WHAT YOU SHOULD DO — Copy every line of the records below word for word, with no changes.

RECORDS SUPPLIED —
** START **
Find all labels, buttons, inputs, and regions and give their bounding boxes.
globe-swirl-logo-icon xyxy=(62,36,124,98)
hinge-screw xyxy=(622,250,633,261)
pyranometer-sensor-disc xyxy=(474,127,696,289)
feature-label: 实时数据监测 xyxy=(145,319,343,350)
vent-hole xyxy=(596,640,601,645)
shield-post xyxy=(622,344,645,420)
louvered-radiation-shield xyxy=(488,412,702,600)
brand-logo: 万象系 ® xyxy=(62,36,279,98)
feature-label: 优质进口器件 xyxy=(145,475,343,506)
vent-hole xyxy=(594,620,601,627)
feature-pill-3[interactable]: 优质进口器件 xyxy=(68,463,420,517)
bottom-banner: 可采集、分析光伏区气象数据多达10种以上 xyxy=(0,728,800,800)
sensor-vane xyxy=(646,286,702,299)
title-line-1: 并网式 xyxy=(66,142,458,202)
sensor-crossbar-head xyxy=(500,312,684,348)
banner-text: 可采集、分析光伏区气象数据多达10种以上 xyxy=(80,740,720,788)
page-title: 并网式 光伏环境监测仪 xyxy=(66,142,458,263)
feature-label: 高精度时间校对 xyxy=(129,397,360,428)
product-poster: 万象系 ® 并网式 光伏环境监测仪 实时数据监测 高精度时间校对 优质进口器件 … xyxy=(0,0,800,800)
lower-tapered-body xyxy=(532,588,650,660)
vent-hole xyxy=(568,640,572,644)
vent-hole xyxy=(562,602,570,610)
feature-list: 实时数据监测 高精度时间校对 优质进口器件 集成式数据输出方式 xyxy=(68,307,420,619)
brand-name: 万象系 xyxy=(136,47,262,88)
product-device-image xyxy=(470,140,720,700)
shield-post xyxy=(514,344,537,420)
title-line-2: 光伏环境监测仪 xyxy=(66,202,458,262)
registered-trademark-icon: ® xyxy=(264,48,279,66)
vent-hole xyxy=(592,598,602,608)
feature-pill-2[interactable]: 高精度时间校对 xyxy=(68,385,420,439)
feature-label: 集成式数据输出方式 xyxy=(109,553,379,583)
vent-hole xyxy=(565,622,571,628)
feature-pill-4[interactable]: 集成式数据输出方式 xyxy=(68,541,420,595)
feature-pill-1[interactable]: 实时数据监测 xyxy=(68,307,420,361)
** END **
RESPONSE TO THE EXERCISE —
Find all labels, buttons, inputs, and regions and give their bounding boxes.
globe-swirl-logo-icon xyxy=(62,36,124,98)
hinge-screw xyxy=(622,250,633,261)
pyranometer-sensor-disc xyxy=(474,127,696,289)
feature-label: 实时数据监测 xyxy=(145,319,343,350)
vent-hole xyxy=(596,640,601,645)
shield-post xyxy=(622,344,645,420)
louvered-radiation-shield xyxy=(488,412,702,600)
brand-logo: 万象系 ® xyxy=(62,36,279,98)
feature-label: 优质进口器件 xyxy=(145,475,343,506)
vent-hole xyxy=(594,620,601,627)
feature-pill-3[interactable]: 优质进口器件 xyxy=(68,463,420,517)
bottom-banner: 可采集、分析光伏区气象数据多达10种以上 xyxy=(0,728,800,800)
sensor-vane xyxy=(646,286,702,299)
title-line-1: 并网式 xyxy=(66,142,458,202)
sensor-crossbar-head xyxy=(500,312,684,348)
banner-text: 可采集、分析光伏区气象数据多达10种以上 xyxy=(80,740,720,788)
page-title: 并网式 光伏环境监测仪 xyxy=(66,142,458,263)
feature-label: 高精度时间校对 xyxy=(129,397,360,428)
product-poster: 万象系 ® 并网式 光伏环境监测仪 实时数据监测 高精度时间校对 优质进口器件 … xyxy=(0,0,800,800)
lower-tapered-body xyxy=(532,588,650,660)
vent-hole xyxy=(568,640,572,644)
vent-hole xyxy=(562,602,570,610)
feature-list: 实时数据监测 高精度时间校对 优质进口器件 集成式数据输出方式 xyxy=(68,307,420,619)
brand-name: 万象系 xyxy=(136,47,262,88)
product-device-image xyxy=(470,140,720,700)
shield-post xyxy=(514,344,537,420)
title-line-2: 光伏环境监测仪 xyxy=(66,202,458,262)
registered-trademark-icon: ® xyxy=(264,48,279,66)
vent-hole xyxy=(592,598,602,608)
feature-pill-2[interactable]: 高精度时间校对 xyxy=(68,385,420,439)
feature-label: 集成式数据输出方式 xyxy=(109,553,379,583)
vent-hole xyxy=(565,622,571,628)
feature-pill-4[interactable]: 集成式数据输出方式 xyxy=(68,541,420,595)
feature-pill-1[interactable]: 实时数据监测 xyxy=(68,307,420,361)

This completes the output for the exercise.